# Written instruction
Set down every record once more, exactly as given.

# Extracted records
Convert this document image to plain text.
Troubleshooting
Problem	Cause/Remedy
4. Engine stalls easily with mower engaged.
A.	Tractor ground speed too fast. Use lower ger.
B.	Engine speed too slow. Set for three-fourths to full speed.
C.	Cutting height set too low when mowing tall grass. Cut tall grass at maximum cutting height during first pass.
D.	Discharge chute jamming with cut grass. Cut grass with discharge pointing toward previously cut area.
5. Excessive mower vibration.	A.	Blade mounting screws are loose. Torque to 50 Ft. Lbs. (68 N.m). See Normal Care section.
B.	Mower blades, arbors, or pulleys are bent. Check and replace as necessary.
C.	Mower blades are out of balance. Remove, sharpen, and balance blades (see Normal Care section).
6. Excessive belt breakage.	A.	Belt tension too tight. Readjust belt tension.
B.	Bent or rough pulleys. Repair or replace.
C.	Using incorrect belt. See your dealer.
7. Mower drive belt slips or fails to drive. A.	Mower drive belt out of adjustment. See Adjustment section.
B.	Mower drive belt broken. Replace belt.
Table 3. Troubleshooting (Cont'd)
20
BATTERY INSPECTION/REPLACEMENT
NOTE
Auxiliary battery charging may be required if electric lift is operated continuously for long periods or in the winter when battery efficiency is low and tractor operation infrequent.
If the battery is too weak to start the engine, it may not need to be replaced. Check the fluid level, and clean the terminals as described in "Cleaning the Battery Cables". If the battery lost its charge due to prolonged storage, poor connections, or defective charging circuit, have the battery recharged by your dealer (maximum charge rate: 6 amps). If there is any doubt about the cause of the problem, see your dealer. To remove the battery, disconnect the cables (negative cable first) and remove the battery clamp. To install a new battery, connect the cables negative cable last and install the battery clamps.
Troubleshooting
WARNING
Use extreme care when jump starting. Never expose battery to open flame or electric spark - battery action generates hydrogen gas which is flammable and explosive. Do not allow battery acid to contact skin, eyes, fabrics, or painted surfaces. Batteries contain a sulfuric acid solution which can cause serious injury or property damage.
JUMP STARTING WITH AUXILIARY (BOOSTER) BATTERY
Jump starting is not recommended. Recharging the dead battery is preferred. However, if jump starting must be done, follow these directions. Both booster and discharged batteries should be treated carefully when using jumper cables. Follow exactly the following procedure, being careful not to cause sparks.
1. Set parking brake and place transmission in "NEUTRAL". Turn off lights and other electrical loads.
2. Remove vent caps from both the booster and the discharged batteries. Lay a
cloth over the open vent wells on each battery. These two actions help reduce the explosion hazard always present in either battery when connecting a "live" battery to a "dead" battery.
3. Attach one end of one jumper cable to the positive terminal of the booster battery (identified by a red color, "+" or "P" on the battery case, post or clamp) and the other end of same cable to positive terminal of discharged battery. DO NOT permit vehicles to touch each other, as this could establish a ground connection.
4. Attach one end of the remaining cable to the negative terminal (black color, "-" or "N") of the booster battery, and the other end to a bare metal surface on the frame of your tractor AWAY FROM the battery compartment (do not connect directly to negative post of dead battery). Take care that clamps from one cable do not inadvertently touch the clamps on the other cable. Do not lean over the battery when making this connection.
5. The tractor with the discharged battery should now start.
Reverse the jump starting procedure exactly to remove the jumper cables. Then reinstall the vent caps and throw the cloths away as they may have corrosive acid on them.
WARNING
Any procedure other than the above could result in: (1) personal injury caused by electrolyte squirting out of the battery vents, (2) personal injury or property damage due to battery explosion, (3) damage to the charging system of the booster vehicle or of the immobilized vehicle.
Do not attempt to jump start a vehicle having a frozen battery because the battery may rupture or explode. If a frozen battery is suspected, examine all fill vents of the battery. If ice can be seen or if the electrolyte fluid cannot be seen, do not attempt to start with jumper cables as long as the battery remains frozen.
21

# Reply
Convert this document image to plain text.
Troubleshooting
Problem	Cause/Remedy
4. Engine stalls easily with mower engaged.
A.	Tractor ground speed too fast. Use lower ger.
B.	Engine speed too slow. Set for three-fourths to full speed.
C.	Cutting height set too low when mowing tall grass. Cut tall grass at maximum cutting height during first pass.
D.	Discharge chute jamming with cut grass. Cut grass with discharge pointing toward previously cut area.
5. Excessive mower vibration.	A.	Blade mounting screws are loose. Torque to 50 Ft. Lbs. (68 N.m). See Normal Care section.
B.	Mower blades, arbors, or pulleys are bent. Check and replace as necessary.
C.	Mower blades are out of balance. Remove, sharpen, and balance blades (see Normal Care section).
6. Excessive belt breakage.	A.	Belt tension too tight. Readjust belt tension.
B.	Bent or rough pulleys. Repair or replace.
C.	Using incorrect belt. See your dealer.
7. Mower drive belt slips or fails to drive. A.	Mower drive belt out of adjustment. See Adjustment section.
B.	Mower drive belt broken. Replace belt.
Table 3. Troubleshooting (Cont'd)
20
BATTERY INSPECTION/REPLACEMENT
NOTE
Auxiliary battery charging may be required if electric lift is operated continuously for long periods or in the winter when battery efficiency is low and tractor operation infrequent.
If the battery is too weak to start the engine, it may not need to be replaced. Check the fluid level, and clean the terminals as described in "Cleaning the Battery Cables". If the battery lost its charge due to prolonged storage, poor connections, or defective charging circuit, have the battery recharged by your dealer (maximum charge rate: 6 amps). If there is any doubt about the cause of the problem, see your dealer. To remove the battery, disconnect the cables (negative cable first) and remove the battery clamp. To install a new battery, connect the cables negative cable last and install the battery clamps.
Troubleshooting
WARNING
Use extreme care when jump starting. Never expose battery to open flame or electric spark - battery action generates hydrogen gas which is flammable and explosive. Do not allow battery acid to contact skin, eyes, fabrics, or painted surfaces. Batteries contain a sulfuric acid solution which can cause serious injury or property damage.
JUMP STARTING WITH AUXILIARY (BOOSTER) BATTERY
Jump starting is not recommended. Recharging the dead battery is preferred. However, if jump starting must be done, follow these directions. Both booster and discharged batteries should be treated carefully when using jumper cables. Follow exactly the following procedure, being careful not to cause sparks.
1. Set parking brake and place transmission in "NEUTRAL". Turn off lights and other electrical loads.
2. Remove vent caps from both the booster and the discharged batteries. Lay a
cloth over the open vent wells on each battery. These two actions help reduce the explosion hazard always present in either battery when connecting a "live" battery to a "dead" battery.
3. Attach one end of one jumper cable to the positive terminal of the booster battery (identified by a red color, "+" or "P" on the battery case, post or clamp) and the other end of same cable to positive terminal of discharged battery. DO NOT permit vehicles to touch each other, as this could establish a ground connection.
4. Attach one end of the remaining cable to the negative terminal (black color, "-" or "N") of the booster battery, and the other end to a bare metal surface on the frame of your tractor AWAY FROM the battery compartment (do not connect directly to negative post of dead battery). Take care that clamps from one cable do not inadvertently touch the clamps on the other cable. Do not lean over the battery when making this connection.
5. The tractor with the discharged battery should now start.
Reverse the jump starting procedure exactly to remove the jumper cables. Then reinstall the vent caps and throw the cloths away as they may have corrosive acid on them.
WARNING
Any procedure other than the above could result in: (1) personal injury caused by electrolyte squirting out of the battery vents, (2) personal injury or property damage due to battery explosion, (3) damage to the charging system of the booster vehicle or of the immobilized vehicle.
Do not attempt to jump start a vehicle having a frozen battery because the battery may rupture or explode. If a frozen battery is suspected, examine all fill vents of the battery. If ice can be seen or if the electrolyte fluid cannot be seen, do not attempt to start with jumper cables as long as the battery remains frozen.
21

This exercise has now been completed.